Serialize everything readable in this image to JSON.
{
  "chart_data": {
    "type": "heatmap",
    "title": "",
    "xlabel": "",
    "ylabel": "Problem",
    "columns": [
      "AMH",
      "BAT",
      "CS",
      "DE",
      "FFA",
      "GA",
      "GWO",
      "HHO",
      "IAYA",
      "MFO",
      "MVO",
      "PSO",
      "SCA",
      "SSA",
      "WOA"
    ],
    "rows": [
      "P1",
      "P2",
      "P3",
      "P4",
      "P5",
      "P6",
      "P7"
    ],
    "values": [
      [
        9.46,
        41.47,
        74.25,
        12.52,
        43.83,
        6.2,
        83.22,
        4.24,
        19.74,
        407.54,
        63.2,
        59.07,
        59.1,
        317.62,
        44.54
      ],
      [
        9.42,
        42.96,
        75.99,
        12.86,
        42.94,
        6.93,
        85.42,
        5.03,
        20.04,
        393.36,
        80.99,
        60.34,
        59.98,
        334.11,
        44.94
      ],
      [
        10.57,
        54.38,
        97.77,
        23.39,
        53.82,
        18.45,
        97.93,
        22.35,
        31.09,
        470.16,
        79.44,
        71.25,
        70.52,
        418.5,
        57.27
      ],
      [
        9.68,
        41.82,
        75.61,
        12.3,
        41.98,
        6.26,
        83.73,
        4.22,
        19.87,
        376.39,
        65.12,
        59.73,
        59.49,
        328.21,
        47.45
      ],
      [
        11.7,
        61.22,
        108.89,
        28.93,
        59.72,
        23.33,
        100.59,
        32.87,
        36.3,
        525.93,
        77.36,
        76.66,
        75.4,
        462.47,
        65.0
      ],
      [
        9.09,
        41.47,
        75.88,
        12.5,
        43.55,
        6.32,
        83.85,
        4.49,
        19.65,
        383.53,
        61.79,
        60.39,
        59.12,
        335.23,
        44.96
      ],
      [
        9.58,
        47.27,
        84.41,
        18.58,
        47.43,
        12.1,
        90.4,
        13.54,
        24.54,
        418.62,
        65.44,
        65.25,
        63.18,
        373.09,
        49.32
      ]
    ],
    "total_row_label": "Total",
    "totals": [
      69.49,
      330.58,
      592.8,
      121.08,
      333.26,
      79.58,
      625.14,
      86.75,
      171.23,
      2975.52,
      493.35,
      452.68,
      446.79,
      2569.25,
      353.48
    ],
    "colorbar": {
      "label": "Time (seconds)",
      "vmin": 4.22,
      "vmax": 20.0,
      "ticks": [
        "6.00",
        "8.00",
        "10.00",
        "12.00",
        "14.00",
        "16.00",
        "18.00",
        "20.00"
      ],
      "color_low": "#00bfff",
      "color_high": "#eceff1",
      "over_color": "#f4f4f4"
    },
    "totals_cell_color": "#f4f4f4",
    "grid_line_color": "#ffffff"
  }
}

## Prompt
Give the data again, exactly as it stands.

## Task output
Serialize everything readable in this image to JSON.
{
  "chart_data": {
    "type": "heatmap",
    "title": "",
    "xlabel": "",
    "ylabel": "Problem",
    "columns": [
      "AMH",
      "BAT",
      "CS",
      "DE",
      "FFA",
      "GA",
      "GWO",
      "HHO",
      "IAYA",
      "MFO",
      "MVO",
      "PSO",
      "SCA",
      "SSA",
      "WOA"
    ],
    "rows": [
      "P1",
      "P2",
      "P3",
      "P4",
      "P5",
      "P6",
      "P7"
    ],
    "values": [
      [
        9.46,
        41.47,
        74.25,
        12.52,
        43.83,
        6.2,
        83.22,
        4.24,
        19.74,
        407.54,
        63.2,
        59.07,
        59.1,
        317.62,
        44.54
      ],
      [
        9.42,
        42.96,
        75.99,
        12.86,
        42.94,
        6.93,
        85.42,
        5.03,
        20.04,
        393.36,
        80.99,
        60.34,
        59.98,
        334.11,
        44.94
      ],
      [
        10.57,
        54.38,
        97.77,
        23.39,
        53.82,
        18.45,
        97.93,
        22.35,
        31.09,
        470.16,
        79.44,
        71.25,
        70.52,
        418.5,
        57.27
      ],
      [
        9.68,
        41.82,
        75.61,
        12.3,
        41.98,
        6.26,
        83.73,
        4.22,
        19.87,
        376.39,
        65.12,
        59.73,
        59.49,
        328.21,
        47.45
      ],
      [
        11.7,
        61.22,
        108.89,
        28.93,
        59.72,
        23.33,
        100.59,
        32.87,
        36.3,
        525.93,
        77.36,
        76.66,
        75.4,
        462.47,
        65.0
      ],
      [
        9.09,
        41.47,
        75.88,
        12.5,
        43.55,
        6.32,
        83.85,
        4.49,
        19.65,
        383.53,
        61.79,
        60.39,
        59.12,
        335.23,
        44.96
      ],
      [
        9.58,
        47.27,
        84.41,
        18.58,
        47.43,
        12.1,
        90.4,
        13.54,
        24.54,
        418.62,
        65.44,
        65.25,
        63.18,
        373.09,
        49.32
      ]
    ],
    "total_row_label": "Total",
    "totals": [
      69.49,
      330.58,
      592.8,
      121.08,
      333.26,
      79.58,
      625.14,
      86.75,
      171.23,
      2975.52,
      493.35,
      452.68,
      446.79,
      2569.25,
      353.48
    ],
    "colorbar": {
      "label": "Time (seconds)",
      "vmin": 4.22,
      "vmax": 20.0,
      "ticks": [
        "6.00",
        "8.00",
        "10.00",
        "12.00",
        "14.00",
        "16.00",
        "18.00",
        "20.00"
      ],
      "color_low": "#00bfff",
      "color_high": "#eceff1",
      "over_color": "#f4f4f4"
    },
    "totals_cell_color": "#f4f4f4",
    "grid_line_color": "#ffffff"
  }
}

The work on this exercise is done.